WHAT YOU ARE ASKED TO DO -
Copy all the data exactly, except the pictures.

----- SOURCE DATA

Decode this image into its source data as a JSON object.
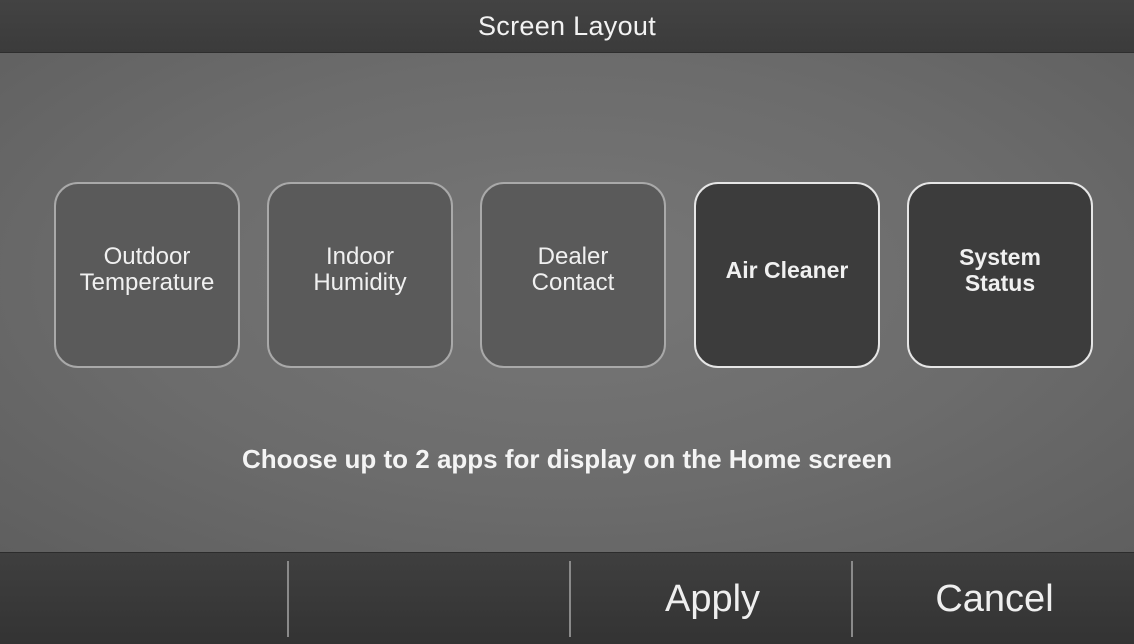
{
  "header": {
    "title": "Screen Layout"
  },
  "apps": [
    {
      "label": "Outdoor\nTemperature",
      "selected": false
    },
    {
      "label": "Indoor\nHumidity",
      "selected": false
    },
    {
      "label": "Dealer\nContact",
      "selected": false
    },
    {
      "label": "Air Cleaner",
      "selected": true
    },
    {
      "label": "System\nStatus",
      "selected": true
    }
  ],
  "instruction": "Choose up to 2 apps for display on the Home screen",
  "footer": {
    "slot1_label": "",
    "slot2_label": "",
    "apply_label": "Apply",
    "cancel_label": "Cancel"
  },
  "colors": {
    "selected_tile": "#3c3c3c",
    "unselected_tile": "#5a5a5a",
    "background": "#6b6b6b",
    "bar": "#3b3b3b"
  }
}
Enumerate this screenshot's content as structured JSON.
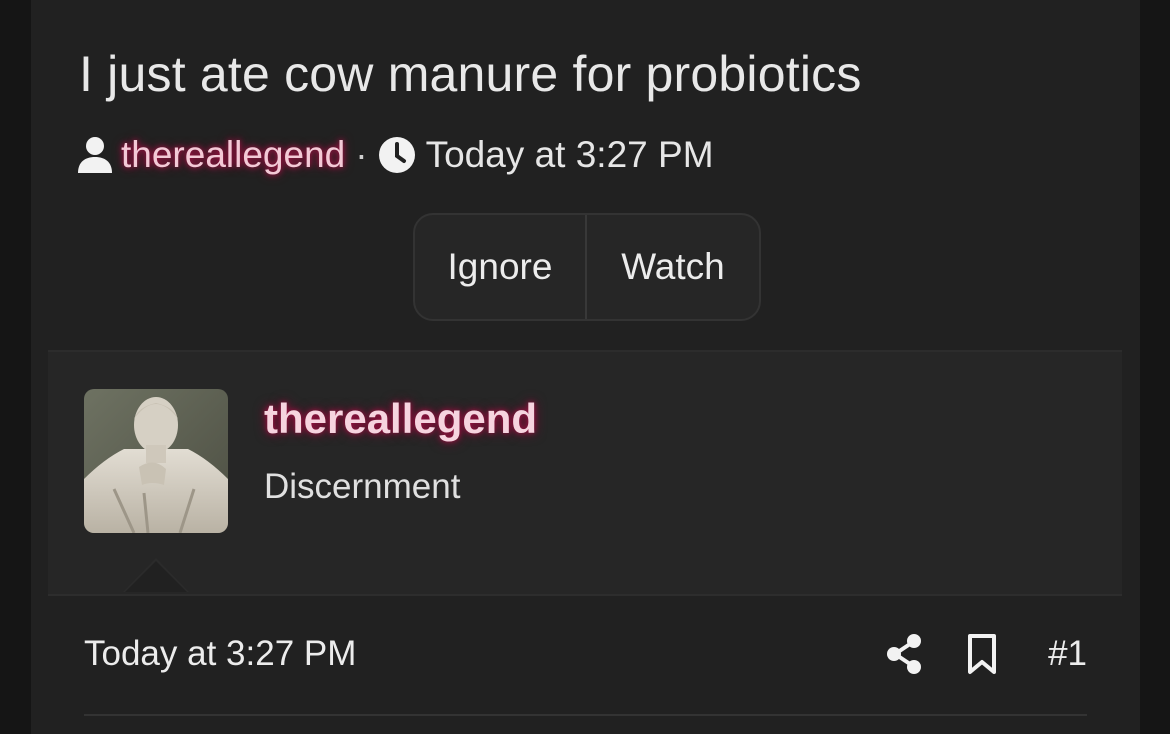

----------

EXPECTED OUTPUT -
Decode this image into its source data as a JSON object.
{
  "header": {
    "title": "Screen Layout"
  },
  "apps": [
    {
      "label": "Outdoor\nTemperature",
      "selected": false
    },
    {
      "label": "Indoor\nHumidity",
      "selected": false
    },
    {
      "label": "Dealer\nContact",
      "selected": false
    },
    {
      "label": "Air Cleaner",
      "selected": true
    },
    {
      "label": "System\nStatus",
      "selected": true
    }
  ],
  "instruction": "Choose up to 2 apps for display on the Home screen",
  "footer": {
    "slot1_label": "",
    "slot2_label": "",
    "apply_label": "Apply",
    "cancel_label": "Cancel"
  },
  "colors": {
    "selected_tile": "#3c3c3c",
    "unselected_tile": "#5a5a5a",
    "background": "#6b6b6b",
    "bar": "#3b3b3b"
  }
}
Enumerate this screenshot's content as structured JSON.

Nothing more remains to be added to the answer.